- What you have to do -
Take the material and output all of it exactly.

- Records to process -
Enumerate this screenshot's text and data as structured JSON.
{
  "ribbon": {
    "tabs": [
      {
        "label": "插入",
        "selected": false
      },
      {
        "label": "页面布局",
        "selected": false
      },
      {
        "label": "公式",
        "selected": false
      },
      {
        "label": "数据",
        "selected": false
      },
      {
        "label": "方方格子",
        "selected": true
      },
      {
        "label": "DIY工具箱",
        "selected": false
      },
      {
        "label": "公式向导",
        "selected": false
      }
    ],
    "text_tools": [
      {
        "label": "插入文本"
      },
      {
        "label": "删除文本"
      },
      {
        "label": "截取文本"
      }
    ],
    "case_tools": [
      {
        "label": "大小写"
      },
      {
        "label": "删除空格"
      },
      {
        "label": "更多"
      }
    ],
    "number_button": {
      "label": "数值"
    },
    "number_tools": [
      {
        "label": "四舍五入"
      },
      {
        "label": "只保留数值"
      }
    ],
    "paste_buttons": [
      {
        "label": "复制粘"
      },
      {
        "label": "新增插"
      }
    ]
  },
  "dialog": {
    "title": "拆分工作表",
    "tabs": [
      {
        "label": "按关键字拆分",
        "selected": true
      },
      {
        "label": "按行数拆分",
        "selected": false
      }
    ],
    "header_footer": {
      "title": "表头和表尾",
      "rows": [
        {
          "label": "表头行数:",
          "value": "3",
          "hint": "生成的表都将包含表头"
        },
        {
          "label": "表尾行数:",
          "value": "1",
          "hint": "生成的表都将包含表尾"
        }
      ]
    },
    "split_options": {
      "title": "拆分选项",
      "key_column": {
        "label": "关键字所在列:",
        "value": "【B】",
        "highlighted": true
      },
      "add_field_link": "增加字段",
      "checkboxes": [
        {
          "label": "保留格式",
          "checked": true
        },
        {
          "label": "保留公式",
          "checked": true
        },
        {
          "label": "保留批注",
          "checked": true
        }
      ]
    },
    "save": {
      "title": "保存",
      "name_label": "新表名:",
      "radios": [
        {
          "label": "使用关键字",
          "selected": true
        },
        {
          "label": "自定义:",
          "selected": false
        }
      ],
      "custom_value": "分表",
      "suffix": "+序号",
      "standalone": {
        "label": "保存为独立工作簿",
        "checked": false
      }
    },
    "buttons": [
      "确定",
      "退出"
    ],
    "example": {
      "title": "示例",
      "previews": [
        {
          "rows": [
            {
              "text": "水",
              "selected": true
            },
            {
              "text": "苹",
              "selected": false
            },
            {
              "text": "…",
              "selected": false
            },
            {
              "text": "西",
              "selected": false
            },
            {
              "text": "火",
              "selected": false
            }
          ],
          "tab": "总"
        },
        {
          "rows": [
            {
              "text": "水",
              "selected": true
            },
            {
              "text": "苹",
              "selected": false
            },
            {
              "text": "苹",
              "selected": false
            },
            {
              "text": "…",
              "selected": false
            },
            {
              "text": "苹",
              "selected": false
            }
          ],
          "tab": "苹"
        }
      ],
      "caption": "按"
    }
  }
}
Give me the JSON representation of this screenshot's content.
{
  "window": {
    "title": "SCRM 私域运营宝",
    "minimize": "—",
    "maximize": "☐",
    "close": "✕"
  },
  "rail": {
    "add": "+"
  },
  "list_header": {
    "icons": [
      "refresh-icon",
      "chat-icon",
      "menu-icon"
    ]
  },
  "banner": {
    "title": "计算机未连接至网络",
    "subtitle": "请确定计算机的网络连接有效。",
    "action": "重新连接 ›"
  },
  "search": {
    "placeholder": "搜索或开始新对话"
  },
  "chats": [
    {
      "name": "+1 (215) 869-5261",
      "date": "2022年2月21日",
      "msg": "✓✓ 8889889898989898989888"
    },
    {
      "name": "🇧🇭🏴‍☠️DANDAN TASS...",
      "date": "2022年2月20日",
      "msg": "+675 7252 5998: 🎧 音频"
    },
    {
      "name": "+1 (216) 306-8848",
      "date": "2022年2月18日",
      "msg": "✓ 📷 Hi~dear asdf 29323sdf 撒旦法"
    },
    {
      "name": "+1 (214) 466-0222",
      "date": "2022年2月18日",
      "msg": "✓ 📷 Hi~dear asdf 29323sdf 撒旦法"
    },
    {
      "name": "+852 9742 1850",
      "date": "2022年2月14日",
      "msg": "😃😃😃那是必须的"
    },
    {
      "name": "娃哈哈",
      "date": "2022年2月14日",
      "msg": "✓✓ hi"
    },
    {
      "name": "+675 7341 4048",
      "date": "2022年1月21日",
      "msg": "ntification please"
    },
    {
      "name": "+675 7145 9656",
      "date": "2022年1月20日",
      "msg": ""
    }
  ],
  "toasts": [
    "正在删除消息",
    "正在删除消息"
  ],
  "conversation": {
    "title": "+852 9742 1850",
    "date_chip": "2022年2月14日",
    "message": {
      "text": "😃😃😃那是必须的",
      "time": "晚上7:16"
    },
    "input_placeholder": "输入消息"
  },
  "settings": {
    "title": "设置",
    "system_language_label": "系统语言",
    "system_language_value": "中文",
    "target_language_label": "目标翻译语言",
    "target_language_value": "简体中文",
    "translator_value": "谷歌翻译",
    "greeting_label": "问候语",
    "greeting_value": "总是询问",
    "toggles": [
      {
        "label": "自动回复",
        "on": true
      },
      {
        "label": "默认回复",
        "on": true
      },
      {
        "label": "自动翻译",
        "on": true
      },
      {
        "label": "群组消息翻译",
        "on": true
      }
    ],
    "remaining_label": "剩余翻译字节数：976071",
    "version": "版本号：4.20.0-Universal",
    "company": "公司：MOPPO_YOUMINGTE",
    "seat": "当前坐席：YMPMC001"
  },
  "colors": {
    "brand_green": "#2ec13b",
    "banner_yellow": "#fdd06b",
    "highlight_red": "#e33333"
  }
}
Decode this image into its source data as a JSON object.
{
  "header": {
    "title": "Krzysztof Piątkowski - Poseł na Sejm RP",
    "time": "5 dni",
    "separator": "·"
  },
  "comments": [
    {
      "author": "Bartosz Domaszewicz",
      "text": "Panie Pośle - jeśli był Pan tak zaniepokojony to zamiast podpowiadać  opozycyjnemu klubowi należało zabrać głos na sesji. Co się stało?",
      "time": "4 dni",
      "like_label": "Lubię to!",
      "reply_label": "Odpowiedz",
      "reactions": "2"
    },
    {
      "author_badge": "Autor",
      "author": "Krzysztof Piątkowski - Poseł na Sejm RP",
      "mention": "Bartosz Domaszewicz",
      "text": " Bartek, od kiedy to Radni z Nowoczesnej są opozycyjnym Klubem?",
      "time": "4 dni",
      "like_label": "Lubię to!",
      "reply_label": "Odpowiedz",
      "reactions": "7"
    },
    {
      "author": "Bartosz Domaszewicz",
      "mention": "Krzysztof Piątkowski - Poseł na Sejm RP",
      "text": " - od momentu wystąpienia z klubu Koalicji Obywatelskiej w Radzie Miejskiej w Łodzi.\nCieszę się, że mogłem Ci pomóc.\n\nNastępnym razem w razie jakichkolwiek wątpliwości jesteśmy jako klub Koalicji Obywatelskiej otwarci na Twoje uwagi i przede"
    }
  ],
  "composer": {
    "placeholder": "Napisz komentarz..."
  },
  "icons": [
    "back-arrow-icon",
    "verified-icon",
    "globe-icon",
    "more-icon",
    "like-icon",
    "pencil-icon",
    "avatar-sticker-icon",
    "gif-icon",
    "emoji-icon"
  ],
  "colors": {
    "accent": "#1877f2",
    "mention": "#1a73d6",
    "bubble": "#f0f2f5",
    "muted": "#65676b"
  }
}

- Task output -
Enumerate this screenshot's text and data as structured JSON.
{
  "ribbon": {
    "tabs": [
      {
        "label": "插入",
        "selected": false
      },
      {
        "label": "页面布局",
        "selected": false
      },
      {
        "label": "公式",
        "selected": false
      },
      {
        "label": "数据",
        "selected": false
      },
      {
        "label": "方方格子",
        "selected": true
      },
      {
        "label": "DIY工具箱",
        "selected": false
      },
      {
        "label": "公式向导",
        "selected": false
      }
    ],
    "text_tools": [
      {
        "label": "插入文本"
      },
      {
        "label": "删除文本"
      },
      {
        "label": "截取文本"
      }
    ],
    "case_tools": [
      {
        "label": "大小写"
      },
      {
        "label": "删除空格"
      },
      {
        "label": "更多"
      }
    ],
    "number_button": {
      "label": "数值"
    },
    "number_tools": [
      {
        "label": "四舍五入"
      },
      {
        "label": "只保留数值"
      }
    ],
    "paste_buttons": [
      {
        "label": "复制粘"
      },
      {
        "label": "新增插"
      }
    ]
  },
  "dialog": {
    "title": "拆分工作表",
    "tabs": [
      {
        "label": "按关键字拆分",
        "selected": true
      },
      {
        "label": "按行数拆分",
        "selected": false
      }
    ],
    "header_footer": {
      "title": "表头和表尾",
      "rows": [
        {
          "label": "表头行数:",
          "value": "3",
          "hint": "生成的表都将包含表头"
        },
        {
          "label": "表尾行数:",
          "value": "1",
          "hint": "生成的表都将包含表尾"
        }
      ]
    },
    "split_options": {
      "title": "拆分选项",
      "key_column": {
        "label": "关键字所在列:",
        "value": "【B】",
        "highlighted": true
      },
      "add_field_link": "增加字段",
      "checkboxes": [
        {
          "label": "保留格式",
          "checked": true
        },
        {
          "label": "保留公式",
          "checked": true
        },
        {
          "label": "保留批注",
          "checked": true
        }
      ]
    },
    "save": {
      "title": "保存",
      "name_label": "新表名:",
      "radios": [
        {
          "label": "使用关键字",
          "selected": true
        },
        {
          "label": "自定义:",
          "selected": false
        }
      ],
      "custom_value": "分表",
      "suffix": "+序号",
      "standalone": {
        "label": "保存为独立工作簿",
        "checked": false
      }
    },
    "buttons": [
      "确定",
      "退出"
    ],
    "example": {
      "title": "示例",
      "previews": [
        {
          "rows": [
            {
              "text": "水",
              "selected": true
            },
            {
              "text": "苹",
              "selected": false
            },
            {
              "text": "…",
              "selected": false
            },
            {
              "text": "西",
              "selected": false
            },
            {
              "text": "火",
              "selected": false
            }
          ],
          "tab": "总"
        },
        {
          "rows": [
            {
              "text": "水",
              "selected": true
            },
            {
              "text": "苹",
              "selected": false
            },
            {
              "text": "苹",
              "selected": false
            },
            {
              "text": "…",
              "selected": false
            },
            {
              "text": "苹",
              "selected": false
            }
          ],
          "tab": "苹"
        }
      ],
      "caption": "按"
    }
  }
}
Give me the JSON representation of this screenshot's content.
{
  "window": {
    "title": "SCRM 私域运营宝",
    "minimize": "—",
    "maximize": "☐",
    "close": "✕"
  },
  "rail": {
    "add": "+"
  },
  "list_header": {
    "icons": [
      "refresh-icon",
      "chat-icon",
      "menu-icon"
    ]
  },
  "banner": {
    "title": "计算机未连接至网络",
    "subtitle": "请确定计算机的网络连接有效。",
    "action": "重新连接 ›"
  },
  "search": {
    "placeholder": "搜索或开始新对话"
  },
  "chats": [
    {
      "name": "+1 (215) 869-5261",
      "date": "2022年2月21日",
      "msg": "✓✓ 8889889898989898989888"
    },
    {
      "name": "🇧🇭🏴‍☠️DANDAN TASS...",
      "date": "2022年2月20日",
      "msg": "+675 7252 5998: 🎧 音频"
    },
    {
      "name": "+1 (216) 306-8848",
      "date": "2022年2月18日",
      "msg": "✓ 📷 Hi~dear asdf 29323sdf 撒旦法"
    },
    {
      "name": "+1 (214) 466-0222",
      "date": "2022年2月18日",
      "msg": "✓ 📷 Hi~dear asdf 29323sdf 撒旦法"
    },
    {
      "name": "+852 9742 1850",
      "date": "2022年2月14日",
      "msg": "😃😃😃那是必须的"
    },
    {
      "name": "娃哈哈",
      "date": "2022年2月14日",
      "msg": "✓✓ hi"
    },
    {
      "name": "+675 7341 4048",
      "date": "2022年1月21日",
      "msg": "ntification please"
    },
    {
      "name": "+675 7145 9656",
      "date": "2022年1月20日",
      "msg": ""
    }
  ],
  "toasts": [
    "正在删除消息",
    "正在删除消息"
  ],
  "conversation": {
    "title": "+852 9742 1850",
    "date_chip": "2022年2月14日",
    "message": {
      "text": "😃😃😃那是必须的",
      "time": "晚上7:16"
    },
    "input_placeholder": "输入消息"
  },
  "settings": {
    "title": "设置",
    "system_language_label": "系统语言",
    "system_language_value": "中文",
    "target_language_label": "目标翻译语言",
    "target_language_value": "简体中文",
    "translator_value": "谷歌翻译",
    "greeting_label": "问候语",
    "greeting_value": "总是询问",
    "toggles": [
      {
        "label": "自动回复",
        "on": true
      },
      {
        "label": "默认回复",
        "on": true
      },
      {
        "label": "自动翻译",
        "on": true
      },
      {
        "label": "群组消息翻译",
        "on": true
      }
    ],
    "remaining_label": "剩余翻译字节数：976071",
    "version": "版本号：4.20.0-Universal",
    "company": "公司：MOPPO_YOUMINGTE",
    "seat": "当前坐席：YMPMC001"
  },
  "colors": {
    "brand_green": "#2ec13b",
    "banner_yellow": "#fdd06b",
    "highlight_red": "#e33333"
  }
}
Decode this image into its source data as a JSON object.
{
  "header": {
    "title": "Krzysztof Piątkowski - Poseł na Sejm RP",
    "time": "5 dni",
    "separator": "·"
  },
  "comments": [
    {
      "author": "Bartosz Domaszewicz",
      "text": "Panie Pośle - jeśli był Pan tak zaniepokojony to zamiast podpowiadać  opozycyjnemu klubowi należało zabrać głos na sesji. Co się stało?",
      "time": "4 dni",
      "like_label": "Lubię to!",
      "reply_label": "Odpowiedz",
      "reactions": "2"
    },
    {
      "author_badge": "Autor",
      "author": "Krzysztof Piątkowski - Poseł na Sejm RP",
      "mention": "Bartosz Domaszewicz",
      "text": " Bartek, od kiedy to Radni z Nowoczesnej są opozycyjnym Klubem?",
      "time": "4 dni",
      "like_label": "Lubię to!",
      "reply_label": "Odpowiedz",
      "reactions": "7"
    },
    {
      "author": "Bartosz Domaszewicz",
      "mention": "Krzysztof Piątkowski - Poseł na Sejm RP",
      "text": " - od momentu wystąpienia z klubu Koalicji Obywatelskiej w Radzie Miejskiej w Łodzi.\nCieszę się, że mogłem Ci pomóc.\n\nNastępnym razem w razie jakichkolwiek wątpliwości jesteśmy jako klub Koalicji Obywatelskiej otwarci na Twoje uwagi i przede"
    }
  ],
  "composer": {
    "placeholder": "Napisz komentarz..."
  },
  "icons": [
    "back-arrow-icon",
    "verified-icon",
    "globe-icon",
    "more-icon",
    "like-icon",
    "pencil-icon",
    "avatar-sticker-icon",
    "gif-icon",
    "emoji-icon"
  ],
  "colors": {
    "accent": "#1877f2",
    "mention": "#1a73d6",
    "bubble": "#f0f2f5",
    "muted": "#65676b"
  }
}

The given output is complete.